* BEGIN Listed entries *

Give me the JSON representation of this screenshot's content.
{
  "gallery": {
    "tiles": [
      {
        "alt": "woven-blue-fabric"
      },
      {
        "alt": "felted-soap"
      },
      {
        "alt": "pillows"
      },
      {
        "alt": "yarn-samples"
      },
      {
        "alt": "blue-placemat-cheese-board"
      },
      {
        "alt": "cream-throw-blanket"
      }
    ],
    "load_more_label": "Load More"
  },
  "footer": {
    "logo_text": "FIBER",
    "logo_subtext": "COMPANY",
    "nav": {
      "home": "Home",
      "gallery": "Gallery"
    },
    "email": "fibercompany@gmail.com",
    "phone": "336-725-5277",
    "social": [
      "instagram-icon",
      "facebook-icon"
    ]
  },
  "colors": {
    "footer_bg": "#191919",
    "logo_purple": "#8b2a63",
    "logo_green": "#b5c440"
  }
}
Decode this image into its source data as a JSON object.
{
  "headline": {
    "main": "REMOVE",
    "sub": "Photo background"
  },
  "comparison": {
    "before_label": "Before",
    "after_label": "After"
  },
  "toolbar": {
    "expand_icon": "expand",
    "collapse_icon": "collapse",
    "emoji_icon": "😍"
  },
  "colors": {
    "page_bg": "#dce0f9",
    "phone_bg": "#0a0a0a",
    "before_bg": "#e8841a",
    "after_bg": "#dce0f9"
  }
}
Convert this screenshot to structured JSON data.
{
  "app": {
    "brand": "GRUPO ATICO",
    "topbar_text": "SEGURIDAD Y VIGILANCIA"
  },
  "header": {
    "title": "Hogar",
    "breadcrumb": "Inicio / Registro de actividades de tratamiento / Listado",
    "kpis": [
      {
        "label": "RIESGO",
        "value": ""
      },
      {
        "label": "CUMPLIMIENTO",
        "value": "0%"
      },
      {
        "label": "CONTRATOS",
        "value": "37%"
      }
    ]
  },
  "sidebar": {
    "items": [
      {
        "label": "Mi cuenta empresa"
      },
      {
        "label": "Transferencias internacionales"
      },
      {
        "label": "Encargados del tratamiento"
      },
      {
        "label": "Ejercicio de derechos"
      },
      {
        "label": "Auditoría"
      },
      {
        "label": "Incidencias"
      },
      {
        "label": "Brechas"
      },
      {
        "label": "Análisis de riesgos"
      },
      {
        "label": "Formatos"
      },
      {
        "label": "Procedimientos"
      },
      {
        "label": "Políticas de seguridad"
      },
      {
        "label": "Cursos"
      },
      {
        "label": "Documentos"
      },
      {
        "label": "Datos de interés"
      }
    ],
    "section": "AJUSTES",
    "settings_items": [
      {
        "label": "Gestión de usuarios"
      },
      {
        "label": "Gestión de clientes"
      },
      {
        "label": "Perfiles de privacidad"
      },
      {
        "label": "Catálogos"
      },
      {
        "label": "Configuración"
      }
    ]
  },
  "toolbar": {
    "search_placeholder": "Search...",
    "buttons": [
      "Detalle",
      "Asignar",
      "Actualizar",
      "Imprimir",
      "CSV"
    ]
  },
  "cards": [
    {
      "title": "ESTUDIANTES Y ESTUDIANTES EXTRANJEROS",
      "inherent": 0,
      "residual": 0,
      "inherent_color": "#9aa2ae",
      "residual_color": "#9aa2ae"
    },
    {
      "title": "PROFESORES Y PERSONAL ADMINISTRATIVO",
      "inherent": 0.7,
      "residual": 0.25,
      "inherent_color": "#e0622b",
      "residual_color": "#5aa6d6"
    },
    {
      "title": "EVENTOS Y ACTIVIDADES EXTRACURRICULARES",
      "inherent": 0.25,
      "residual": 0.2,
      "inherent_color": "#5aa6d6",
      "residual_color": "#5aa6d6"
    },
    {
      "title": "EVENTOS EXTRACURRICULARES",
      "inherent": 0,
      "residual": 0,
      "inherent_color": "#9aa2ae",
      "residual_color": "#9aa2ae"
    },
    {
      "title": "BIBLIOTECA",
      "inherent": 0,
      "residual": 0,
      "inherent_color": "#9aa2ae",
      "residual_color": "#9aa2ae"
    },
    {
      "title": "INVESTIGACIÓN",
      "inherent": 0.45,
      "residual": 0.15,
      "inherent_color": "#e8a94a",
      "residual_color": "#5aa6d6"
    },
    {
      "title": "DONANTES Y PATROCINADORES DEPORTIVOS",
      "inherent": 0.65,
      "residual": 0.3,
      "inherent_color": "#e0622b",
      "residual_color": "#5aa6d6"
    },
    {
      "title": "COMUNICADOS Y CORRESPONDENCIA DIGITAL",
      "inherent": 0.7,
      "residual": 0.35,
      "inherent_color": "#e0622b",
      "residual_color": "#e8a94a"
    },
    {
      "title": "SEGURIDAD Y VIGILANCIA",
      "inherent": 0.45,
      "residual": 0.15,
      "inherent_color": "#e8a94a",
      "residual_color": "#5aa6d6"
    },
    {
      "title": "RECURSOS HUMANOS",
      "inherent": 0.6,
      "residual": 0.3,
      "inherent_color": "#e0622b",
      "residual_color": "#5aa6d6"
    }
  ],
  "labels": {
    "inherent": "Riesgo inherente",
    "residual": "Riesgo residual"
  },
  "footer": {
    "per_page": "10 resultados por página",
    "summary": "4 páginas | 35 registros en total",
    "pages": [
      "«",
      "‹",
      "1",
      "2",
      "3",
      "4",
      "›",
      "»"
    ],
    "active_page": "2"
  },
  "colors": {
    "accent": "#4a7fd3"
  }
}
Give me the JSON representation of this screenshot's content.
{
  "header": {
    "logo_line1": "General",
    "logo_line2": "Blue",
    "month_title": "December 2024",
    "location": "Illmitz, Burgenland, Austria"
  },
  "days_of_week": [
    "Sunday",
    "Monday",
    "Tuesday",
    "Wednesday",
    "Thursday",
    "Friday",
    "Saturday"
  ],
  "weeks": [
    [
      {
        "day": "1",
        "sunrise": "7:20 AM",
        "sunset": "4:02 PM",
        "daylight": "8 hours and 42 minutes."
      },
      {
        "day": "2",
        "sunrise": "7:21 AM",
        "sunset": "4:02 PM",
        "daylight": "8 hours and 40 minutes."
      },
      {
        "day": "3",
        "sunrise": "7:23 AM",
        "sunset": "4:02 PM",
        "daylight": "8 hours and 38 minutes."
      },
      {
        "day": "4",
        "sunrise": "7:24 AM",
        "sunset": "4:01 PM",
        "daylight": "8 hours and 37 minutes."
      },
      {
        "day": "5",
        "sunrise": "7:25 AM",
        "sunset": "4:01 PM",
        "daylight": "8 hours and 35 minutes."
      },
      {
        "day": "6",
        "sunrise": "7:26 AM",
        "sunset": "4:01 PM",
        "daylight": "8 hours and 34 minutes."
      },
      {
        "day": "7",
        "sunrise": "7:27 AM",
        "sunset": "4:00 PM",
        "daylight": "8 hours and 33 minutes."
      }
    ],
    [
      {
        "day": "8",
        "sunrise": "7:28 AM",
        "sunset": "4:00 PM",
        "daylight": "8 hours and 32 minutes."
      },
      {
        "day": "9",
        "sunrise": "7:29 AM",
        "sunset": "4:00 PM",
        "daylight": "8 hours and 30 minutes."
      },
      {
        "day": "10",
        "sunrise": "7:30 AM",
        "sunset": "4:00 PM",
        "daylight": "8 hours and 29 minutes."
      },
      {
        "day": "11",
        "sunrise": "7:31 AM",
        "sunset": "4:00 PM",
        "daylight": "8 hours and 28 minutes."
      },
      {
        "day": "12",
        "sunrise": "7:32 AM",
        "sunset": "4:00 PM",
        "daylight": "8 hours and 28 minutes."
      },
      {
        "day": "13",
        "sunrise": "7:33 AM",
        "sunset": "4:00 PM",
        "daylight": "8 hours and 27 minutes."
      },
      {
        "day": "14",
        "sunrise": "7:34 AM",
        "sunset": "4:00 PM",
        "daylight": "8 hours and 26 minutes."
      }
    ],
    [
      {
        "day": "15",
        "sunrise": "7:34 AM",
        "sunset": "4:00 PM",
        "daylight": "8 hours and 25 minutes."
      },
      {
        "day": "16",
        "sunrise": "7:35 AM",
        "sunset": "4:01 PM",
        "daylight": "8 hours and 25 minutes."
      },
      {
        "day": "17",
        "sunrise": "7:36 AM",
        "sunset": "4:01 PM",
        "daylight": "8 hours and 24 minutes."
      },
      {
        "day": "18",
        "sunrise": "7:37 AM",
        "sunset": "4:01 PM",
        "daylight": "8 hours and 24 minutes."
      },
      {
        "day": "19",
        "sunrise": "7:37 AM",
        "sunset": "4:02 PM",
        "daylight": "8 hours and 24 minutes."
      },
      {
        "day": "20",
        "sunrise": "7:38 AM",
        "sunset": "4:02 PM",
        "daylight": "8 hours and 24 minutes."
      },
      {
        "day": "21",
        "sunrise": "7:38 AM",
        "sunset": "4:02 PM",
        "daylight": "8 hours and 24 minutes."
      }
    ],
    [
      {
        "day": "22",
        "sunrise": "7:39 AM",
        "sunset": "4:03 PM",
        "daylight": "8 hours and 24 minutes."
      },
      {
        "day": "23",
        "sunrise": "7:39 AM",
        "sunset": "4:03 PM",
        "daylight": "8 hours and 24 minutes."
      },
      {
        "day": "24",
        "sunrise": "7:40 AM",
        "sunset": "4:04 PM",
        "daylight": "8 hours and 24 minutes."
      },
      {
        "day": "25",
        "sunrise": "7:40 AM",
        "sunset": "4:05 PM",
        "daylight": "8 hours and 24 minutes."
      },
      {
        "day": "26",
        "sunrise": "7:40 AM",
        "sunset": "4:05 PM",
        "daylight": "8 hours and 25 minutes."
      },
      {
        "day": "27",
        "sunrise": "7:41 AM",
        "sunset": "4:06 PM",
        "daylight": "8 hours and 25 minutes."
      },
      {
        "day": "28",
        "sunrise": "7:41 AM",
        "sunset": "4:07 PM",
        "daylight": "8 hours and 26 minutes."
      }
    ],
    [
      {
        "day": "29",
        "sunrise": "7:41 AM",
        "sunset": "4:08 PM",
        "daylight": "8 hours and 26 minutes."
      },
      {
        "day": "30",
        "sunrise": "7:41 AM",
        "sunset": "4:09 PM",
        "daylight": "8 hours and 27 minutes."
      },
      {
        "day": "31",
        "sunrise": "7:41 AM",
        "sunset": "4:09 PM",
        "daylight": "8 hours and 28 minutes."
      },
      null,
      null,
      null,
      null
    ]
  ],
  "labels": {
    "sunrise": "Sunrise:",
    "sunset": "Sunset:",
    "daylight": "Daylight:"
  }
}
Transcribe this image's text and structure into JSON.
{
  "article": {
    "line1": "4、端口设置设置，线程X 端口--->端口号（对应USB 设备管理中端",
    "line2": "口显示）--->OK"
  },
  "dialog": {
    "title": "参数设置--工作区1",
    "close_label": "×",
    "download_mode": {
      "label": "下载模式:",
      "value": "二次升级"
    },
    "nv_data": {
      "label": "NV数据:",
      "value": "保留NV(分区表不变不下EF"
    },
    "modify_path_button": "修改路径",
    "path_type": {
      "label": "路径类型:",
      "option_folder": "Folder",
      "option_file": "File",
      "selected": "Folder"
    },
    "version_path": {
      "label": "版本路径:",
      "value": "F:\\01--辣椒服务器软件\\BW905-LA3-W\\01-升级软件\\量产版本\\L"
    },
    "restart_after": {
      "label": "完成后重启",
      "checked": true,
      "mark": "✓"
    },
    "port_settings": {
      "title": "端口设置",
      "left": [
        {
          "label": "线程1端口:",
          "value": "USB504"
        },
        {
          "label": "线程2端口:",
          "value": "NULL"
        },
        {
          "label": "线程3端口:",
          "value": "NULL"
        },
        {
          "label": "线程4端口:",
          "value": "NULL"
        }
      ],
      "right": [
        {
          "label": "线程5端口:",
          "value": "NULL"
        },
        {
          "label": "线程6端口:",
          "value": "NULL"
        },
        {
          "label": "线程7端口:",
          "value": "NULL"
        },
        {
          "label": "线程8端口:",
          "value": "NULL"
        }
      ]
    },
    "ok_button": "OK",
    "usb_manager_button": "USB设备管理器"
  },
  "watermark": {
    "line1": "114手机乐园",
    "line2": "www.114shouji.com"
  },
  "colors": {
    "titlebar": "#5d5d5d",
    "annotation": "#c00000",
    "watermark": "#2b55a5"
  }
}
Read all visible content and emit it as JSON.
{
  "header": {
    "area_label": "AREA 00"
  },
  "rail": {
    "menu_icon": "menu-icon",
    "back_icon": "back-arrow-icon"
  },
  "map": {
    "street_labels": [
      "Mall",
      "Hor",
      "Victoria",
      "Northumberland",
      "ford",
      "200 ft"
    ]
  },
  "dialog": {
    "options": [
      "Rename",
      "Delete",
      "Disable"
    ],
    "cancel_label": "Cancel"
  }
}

* END Listed entries *

[Written problem]
Return every line above that contains the word "into".

[The output]
Decode this image into its source data as a JSON object.
Transcribe this image's text and structure into JSON.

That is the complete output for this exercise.